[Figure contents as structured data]
start
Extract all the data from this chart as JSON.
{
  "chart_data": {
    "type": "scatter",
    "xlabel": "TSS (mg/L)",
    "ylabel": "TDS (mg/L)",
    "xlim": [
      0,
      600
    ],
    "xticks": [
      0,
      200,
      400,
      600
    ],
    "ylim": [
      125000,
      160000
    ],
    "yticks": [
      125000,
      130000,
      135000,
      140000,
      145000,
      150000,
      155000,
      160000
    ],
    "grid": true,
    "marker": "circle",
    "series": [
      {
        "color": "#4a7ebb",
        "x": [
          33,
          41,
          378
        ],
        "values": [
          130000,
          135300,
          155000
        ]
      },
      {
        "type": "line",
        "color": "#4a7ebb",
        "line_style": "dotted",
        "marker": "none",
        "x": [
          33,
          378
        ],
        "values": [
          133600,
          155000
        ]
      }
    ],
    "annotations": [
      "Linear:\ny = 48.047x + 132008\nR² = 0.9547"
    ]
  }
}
end
start
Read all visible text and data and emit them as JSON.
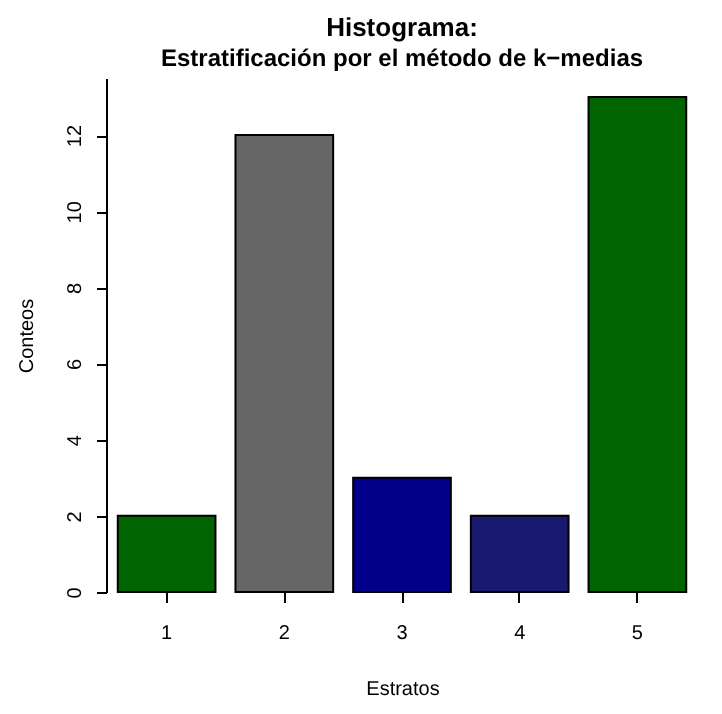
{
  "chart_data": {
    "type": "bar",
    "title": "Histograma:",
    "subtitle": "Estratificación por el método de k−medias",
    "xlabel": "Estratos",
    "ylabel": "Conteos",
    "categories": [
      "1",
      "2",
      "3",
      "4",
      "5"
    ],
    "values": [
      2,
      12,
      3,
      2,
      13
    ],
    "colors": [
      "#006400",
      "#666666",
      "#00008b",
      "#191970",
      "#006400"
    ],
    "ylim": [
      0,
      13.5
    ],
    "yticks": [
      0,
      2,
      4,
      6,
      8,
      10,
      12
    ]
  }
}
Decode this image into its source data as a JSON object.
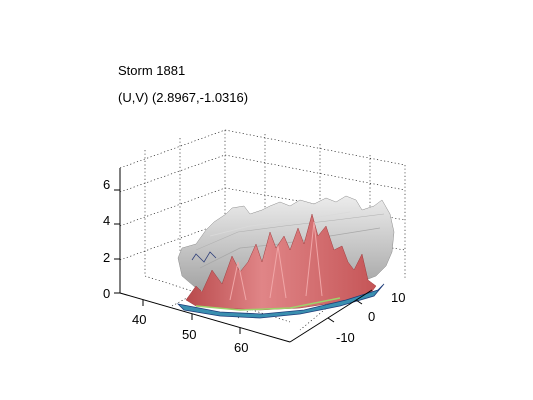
end
__Exercise__
Only the lines between the one with "Read all visible" and the one with "Decode this image", those two included, get copied from the material above. Keep it exact and free of pictures.

__Worked solution__
Read all visible text and data and emit them as JSON.
{
  "chart_data": {
    "type": "bar",
    "title": "Histograma:",
    "subtitle": "Estratificación por el método de k−medias",
    "xlabel": "Estratos",
    "ylabel": "Conteos",
    "categories": [
      "1",
      "2",
      "3",
      "4",
      "5"
    ],
    "values": [
      2,
      12,
      3,
      2,
      13
    ],
    "colors": [
      "#006400",
      "#666666",
      "#00008b",
      "#191970",
      "#006400"
    ],
    "ylim": [
      0,
      13.5
    ],
    "yticks": [
      0,
      2,
      4,
      6,
      8,
      10,
      12
    ]
  }
}
Decode this image into its source data as a JSON object.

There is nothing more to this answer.